───── PROVIDED DATA ─────

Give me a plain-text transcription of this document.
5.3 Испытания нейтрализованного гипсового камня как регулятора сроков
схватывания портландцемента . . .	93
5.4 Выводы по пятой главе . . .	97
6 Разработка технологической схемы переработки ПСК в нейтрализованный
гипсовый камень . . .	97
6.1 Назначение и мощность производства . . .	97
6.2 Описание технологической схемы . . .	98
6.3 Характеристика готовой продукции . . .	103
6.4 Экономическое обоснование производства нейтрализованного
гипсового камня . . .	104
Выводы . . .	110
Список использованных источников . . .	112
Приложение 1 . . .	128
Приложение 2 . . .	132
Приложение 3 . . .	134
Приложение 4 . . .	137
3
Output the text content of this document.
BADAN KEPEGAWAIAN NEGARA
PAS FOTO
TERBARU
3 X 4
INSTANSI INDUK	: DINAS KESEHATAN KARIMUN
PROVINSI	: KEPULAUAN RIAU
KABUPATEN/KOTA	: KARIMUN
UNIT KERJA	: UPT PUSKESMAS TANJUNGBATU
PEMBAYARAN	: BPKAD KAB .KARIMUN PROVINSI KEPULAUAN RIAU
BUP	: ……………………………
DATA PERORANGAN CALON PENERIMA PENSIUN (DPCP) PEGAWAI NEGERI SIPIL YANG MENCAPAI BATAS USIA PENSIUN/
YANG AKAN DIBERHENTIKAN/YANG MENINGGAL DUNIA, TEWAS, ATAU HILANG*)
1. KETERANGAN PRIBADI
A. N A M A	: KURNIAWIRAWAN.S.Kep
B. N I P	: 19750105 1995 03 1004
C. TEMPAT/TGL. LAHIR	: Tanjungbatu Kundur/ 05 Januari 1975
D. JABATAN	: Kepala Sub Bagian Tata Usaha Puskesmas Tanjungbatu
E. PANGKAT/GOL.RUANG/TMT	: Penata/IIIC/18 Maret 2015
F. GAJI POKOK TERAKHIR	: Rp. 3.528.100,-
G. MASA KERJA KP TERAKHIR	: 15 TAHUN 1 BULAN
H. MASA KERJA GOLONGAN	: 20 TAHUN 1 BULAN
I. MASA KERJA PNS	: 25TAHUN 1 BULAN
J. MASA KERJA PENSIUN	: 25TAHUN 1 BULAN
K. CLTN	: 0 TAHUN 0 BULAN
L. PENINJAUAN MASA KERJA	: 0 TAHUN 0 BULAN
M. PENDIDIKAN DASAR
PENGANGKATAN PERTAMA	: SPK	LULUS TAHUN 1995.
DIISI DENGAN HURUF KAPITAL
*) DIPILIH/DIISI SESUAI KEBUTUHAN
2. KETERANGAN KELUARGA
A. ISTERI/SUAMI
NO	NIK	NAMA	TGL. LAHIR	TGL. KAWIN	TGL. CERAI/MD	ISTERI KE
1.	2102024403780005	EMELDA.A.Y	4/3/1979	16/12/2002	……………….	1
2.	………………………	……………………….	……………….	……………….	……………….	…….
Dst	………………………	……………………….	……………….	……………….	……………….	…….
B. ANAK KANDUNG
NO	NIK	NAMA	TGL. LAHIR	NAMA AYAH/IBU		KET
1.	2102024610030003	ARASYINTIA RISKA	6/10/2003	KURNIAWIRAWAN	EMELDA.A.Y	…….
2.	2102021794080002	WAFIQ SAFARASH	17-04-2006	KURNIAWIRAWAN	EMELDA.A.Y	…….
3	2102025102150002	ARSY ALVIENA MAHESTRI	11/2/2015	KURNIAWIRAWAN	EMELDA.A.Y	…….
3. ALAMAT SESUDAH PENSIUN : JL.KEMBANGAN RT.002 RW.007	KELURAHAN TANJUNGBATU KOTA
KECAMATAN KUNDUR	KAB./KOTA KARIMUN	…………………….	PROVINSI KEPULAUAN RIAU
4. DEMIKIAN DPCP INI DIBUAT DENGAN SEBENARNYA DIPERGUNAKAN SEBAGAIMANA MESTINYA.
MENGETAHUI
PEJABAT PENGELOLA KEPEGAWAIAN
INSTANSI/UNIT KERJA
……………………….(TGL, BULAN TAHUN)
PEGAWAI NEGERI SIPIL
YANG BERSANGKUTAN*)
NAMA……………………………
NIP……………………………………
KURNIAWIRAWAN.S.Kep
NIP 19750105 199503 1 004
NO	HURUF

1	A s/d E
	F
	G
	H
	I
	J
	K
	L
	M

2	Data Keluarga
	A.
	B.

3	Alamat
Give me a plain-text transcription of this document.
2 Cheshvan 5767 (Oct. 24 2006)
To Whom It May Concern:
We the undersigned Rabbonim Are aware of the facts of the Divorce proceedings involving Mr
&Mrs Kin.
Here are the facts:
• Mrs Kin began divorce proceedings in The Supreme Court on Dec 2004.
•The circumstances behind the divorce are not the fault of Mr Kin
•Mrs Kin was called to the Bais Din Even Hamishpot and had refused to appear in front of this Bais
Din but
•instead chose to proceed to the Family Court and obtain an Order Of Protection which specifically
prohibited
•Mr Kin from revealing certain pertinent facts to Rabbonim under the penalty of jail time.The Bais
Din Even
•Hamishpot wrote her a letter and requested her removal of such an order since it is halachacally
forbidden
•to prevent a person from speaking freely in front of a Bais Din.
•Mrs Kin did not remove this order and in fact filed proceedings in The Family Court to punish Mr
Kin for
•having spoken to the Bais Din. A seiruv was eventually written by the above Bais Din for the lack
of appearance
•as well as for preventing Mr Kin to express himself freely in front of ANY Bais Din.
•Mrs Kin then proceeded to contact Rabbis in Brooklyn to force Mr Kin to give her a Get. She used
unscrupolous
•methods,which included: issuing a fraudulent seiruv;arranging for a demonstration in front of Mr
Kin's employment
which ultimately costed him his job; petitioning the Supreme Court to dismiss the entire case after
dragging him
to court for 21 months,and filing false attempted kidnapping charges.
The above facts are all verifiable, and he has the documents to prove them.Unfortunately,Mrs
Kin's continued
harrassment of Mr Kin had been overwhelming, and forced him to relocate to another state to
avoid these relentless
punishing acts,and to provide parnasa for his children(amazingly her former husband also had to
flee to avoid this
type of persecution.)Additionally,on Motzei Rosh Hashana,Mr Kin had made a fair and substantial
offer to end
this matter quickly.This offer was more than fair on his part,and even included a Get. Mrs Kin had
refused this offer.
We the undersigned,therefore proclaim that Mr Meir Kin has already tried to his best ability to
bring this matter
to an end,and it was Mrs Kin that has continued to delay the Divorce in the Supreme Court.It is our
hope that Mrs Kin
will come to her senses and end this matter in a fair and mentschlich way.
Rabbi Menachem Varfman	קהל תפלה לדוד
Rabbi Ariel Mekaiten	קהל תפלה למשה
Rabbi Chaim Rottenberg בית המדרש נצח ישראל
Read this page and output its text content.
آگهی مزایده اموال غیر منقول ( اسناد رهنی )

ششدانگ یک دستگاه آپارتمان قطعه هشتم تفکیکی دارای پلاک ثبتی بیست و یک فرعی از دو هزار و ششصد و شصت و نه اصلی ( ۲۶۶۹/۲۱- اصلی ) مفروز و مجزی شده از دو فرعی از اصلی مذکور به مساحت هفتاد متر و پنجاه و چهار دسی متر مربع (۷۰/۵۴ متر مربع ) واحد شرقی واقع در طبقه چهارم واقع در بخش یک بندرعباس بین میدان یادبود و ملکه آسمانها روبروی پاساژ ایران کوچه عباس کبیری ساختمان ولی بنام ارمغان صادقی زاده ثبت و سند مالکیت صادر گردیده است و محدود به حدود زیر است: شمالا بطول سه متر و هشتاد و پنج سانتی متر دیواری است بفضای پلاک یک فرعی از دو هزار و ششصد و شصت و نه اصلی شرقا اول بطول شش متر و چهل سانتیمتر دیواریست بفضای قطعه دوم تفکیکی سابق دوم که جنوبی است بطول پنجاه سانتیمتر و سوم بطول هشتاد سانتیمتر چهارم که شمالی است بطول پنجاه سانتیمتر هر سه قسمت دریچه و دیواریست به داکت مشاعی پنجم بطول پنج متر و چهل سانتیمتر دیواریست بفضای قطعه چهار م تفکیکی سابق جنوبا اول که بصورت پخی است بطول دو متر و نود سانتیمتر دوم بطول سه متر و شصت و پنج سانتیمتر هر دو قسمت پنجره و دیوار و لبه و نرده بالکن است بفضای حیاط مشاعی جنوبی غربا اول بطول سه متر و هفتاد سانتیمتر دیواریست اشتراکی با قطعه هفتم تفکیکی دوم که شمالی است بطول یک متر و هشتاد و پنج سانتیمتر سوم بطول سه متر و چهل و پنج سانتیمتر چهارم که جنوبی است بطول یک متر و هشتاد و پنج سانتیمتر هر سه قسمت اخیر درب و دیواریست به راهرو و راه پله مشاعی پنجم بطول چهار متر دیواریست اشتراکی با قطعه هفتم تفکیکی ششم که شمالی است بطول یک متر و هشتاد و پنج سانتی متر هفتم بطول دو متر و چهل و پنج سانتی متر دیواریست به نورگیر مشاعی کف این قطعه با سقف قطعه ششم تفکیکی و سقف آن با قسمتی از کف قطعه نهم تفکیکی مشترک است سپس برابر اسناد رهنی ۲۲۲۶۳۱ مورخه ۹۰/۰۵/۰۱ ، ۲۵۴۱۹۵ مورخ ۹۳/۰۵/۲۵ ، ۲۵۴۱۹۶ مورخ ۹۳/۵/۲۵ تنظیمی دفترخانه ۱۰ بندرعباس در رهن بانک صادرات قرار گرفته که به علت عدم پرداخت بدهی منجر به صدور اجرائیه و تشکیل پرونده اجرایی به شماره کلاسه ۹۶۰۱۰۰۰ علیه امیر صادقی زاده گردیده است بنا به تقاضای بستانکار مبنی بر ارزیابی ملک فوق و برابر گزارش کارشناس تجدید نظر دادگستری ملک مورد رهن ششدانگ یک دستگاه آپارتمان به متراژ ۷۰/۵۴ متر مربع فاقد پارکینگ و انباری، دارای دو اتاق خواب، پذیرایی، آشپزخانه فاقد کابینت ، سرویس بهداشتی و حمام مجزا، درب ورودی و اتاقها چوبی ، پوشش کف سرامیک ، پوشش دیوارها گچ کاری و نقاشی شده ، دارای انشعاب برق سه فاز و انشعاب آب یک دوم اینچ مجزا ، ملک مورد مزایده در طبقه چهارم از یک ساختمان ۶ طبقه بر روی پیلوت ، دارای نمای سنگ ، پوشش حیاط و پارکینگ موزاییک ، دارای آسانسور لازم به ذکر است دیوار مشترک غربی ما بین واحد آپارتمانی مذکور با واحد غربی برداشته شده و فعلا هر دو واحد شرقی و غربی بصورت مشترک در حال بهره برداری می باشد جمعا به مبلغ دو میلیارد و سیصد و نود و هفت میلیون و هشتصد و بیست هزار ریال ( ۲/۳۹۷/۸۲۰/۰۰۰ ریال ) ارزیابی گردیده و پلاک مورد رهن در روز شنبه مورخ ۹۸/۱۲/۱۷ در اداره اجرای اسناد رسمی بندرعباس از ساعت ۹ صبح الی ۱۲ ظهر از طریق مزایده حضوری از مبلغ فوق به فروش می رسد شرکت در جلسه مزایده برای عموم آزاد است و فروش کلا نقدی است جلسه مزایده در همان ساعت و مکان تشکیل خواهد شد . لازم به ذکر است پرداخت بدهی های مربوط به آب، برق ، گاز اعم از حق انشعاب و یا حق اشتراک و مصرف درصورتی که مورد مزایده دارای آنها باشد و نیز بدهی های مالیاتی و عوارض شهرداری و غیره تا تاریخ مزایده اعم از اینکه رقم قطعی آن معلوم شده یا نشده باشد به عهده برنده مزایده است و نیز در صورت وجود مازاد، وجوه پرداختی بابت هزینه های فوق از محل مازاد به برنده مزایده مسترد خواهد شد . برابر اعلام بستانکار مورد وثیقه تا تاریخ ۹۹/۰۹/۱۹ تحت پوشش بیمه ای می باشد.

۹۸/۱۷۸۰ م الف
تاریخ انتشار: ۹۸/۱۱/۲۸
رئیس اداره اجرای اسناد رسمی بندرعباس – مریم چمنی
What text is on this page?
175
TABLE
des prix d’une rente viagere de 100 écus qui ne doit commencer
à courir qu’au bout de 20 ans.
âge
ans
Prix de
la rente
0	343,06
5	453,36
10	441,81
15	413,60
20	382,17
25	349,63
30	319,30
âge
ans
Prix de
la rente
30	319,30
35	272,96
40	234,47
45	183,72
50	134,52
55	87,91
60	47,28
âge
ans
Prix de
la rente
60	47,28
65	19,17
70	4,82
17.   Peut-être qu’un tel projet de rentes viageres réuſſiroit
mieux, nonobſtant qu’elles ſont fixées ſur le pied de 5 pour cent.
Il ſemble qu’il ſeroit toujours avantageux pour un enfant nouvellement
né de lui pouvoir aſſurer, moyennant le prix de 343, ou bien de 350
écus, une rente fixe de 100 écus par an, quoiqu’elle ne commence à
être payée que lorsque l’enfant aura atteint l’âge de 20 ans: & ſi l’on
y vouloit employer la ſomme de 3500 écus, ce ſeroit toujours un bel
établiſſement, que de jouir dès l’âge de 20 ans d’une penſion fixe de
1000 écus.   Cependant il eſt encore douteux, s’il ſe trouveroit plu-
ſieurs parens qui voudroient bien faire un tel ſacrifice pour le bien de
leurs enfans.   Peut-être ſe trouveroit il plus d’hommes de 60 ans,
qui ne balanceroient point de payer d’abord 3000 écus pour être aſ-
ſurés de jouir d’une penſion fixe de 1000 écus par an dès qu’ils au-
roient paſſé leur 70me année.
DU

─────

PROBLEM DETAILS: Work out how many lines in the records above contain the word "écus", and reply with that number alone.

ANSWER TO THIS EXERCISE: 6